▶ _Excerpt from a dataset_
================================
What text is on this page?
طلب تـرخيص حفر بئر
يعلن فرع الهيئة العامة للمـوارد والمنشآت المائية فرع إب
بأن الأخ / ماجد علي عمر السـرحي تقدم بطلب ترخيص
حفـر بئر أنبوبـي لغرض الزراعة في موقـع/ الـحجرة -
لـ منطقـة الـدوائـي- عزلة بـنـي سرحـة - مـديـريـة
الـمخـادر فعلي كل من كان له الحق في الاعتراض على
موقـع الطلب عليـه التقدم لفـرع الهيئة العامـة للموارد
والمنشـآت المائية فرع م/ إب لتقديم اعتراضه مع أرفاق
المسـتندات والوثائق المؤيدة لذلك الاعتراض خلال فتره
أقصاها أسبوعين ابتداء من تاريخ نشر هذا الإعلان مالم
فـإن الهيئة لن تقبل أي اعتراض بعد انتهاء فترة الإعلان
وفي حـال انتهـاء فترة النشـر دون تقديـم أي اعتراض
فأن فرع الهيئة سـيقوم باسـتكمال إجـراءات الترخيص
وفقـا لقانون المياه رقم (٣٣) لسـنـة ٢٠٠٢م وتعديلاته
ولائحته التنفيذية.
================================
Please quote the records above exactly, without skipping a line.

What text is on this page?
طلب تـرخيص حفر بئر
يعلن فرع الهيئة العامة للمـوارد والمنشآت المائية فرع إب
بأن الأخ / ماجد علي عمر السـرحي تقدم بطلب ترخيص
حفـر بئر أنبوبـي لغرض الزراعة في موقـع/ الـحجرة -
لـ منطقـة الـدوائـي- عزلة بـنـي سرحـة - مـديـريـة
الـمخـادر فعلي كل من كان له الحق في الاعتراض على
موقـع الطلب عليـه التقدم لفـرع الهيئة العامـة للموارد
والمنشـآت المائية فرع م/ إب لتقديم اعتراضه مع أرفاق
المسـتندات والوثائق المؤيدة لذلك الاعتراض خلال فتره
أقصاها أسبوعين ابتداء من تاريخ نشر هذا الإعلان مالم
فـإن الهيئة لن تقبل أي اعتراض بعد انتهاء فترة الإعلان
وفي حـال انتهـاء فترة النشـر دون تقديـم أي اعتراض
فأن فرع الهيئة سـيقوم باسـتكمال إجـراءات الترخيص
وفقـا لقانون المياه رقم (٣٣) لسـنـة ٢٠٠٢م وتعديلاته
ولائحته التنفيذية.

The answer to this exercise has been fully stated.